(Data items)
********************
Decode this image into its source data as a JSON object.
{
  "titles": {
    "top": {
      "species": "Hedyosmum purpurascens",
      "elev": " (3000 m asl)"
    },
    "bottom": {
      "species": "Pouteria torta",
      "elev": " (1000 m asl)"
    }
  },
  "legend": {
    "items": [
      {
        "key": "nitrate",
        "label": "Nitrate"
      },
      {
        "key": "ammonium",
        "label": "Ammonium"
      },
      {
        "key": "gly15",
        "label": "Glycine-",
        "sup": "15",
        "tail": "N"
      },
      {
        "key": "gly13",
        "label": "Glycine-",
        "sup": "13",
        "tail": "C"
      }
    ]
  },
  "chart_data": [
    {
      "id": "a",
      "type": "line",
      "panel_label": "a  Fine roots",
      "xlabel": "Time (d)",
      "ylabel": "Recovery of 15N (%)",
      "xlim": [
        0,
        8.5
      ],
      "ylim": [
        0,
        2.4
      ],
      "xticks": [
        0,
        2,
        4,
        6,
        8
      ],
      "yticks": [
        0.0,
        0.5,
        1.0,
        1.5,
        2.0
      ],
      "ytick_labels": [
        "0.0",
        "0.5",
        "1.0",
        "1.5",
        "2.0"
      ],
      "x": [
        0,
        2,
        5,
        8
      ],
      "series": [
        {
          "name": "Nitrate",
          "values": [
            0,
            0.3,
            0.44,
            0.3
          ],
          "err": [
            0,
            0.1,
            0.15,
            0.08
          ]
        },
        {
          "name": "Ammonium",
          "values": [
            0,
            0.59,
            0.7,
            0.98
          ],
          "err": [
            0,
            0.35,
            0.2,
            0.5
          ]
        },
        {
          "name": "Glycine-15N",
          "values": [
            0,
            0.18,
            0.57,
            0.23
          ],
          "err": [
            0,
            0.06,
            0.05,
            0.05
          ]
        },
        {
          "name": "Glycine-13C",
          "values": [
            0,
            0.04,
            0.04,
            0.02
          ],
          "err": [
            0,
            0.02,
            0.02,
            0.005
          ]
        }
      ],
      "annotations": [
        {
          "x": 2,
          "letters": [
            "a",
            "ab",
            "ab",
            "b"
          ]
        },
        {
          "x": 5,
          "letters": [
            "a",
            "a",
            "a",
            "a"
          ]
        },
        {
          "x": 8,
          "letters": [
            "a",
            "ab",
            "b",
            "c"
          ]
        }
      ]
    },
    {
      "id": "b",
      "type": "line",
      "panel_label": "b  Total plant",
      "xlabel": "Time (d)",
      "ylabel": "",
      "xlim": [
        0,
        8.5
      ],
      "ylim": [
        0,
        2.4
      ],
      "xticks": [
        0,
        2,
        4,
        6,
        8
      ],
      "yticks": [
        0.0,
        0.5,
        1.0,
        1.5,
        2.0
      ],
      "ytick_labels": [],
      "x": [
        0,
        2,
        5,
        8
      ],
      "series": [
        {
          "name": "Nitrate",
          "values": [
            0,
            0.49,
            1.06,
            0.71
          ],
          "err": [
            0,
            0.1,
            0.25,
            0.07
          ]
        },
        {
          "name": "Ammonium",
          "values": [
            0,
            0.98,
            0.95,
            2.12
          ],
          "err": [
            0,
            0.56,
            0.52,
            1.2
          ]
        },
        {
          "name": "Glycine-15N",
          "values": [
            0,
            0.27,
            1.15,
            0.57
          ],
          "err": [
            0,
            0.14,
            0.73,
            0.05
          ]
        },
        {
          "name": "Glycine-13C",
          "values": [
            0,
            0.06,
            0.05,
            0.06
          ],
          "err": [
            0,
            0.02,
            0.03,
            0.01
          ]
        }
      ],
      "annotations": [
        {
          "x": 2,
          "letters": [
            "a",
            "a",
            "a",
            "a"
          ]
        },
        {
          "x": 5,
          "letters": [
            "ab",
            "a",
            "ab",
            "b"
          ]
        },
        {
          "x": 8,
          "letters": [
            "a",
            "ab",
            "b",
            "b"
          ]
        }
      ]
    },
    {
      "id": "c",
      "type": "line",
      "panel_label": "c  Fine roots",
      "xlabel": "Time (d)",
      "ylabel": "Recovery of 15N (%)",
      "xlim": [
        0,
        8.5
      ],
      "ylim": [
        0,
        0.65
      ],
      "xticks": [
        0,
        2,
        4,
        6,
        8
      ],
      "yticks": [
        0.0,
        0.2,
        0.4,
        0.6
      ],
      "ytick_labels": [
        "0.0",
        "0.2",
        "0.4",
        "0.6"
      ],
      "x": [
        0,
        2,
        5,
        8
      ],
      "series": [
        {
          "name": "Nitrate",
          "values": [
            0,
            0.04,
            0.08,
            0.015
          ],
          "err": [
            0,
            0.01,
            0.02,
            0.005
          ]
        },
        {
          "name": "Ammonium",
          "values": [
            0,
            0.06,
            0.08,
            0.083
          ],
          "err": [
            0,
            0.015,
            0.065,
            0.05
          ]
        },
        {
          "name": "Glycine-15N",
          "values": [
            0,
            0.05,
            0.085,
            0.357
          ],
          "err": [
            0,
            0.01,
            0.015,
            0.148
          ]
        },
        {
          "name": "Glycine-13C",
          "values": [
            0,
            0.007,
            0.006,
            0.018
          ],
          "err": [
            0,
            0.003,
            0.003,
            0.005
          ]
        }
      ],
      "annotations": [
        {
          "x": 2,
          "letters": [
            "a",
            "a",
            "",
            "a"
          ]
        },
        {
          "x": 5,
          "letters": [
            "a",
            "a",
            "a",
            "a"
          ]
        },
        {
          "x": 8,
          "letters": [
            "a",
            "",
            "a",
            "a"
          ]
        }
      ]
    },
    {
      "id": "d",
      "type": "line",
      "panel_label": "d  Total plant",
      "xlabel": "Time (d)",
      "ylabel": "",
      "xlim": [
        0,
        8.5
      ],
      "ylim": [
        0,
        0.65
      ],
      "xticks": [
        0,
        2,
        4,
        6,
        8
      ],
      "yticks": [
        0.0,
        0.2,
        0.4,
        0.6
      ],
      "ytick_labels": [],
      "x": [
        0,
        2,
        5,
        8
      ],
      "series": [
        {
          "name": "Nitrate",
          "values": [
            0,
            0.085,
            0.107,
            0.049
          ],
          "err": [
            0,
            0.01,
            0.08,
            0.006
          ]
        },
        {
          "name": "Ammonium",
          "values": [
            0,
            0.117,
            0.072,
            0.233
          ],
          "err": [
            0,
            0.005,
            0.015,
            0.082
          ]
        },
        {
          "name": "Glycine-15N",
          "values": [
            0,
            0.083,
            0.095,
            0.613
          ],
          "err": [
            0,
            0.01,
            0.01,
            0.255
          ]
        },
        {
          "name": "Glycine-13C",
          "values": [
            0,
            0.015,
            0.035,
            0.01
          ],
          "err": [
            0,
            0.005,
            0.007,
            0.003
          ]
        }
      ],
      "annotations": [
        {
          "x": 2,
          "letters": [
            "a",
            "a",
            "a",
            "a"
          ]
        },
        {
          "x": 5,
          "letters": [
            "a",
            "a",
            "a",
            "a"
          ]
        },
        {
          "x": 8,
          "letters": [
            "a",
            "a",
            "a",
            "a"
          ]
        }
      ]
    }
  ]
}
********************
THE EXERCISE: Pick out every line above that contains the word "plant" and copy it.

EXERCISE OUTPUT:
      "panel_label": "b  Total plant",
      "panel_label": "d  Total plant",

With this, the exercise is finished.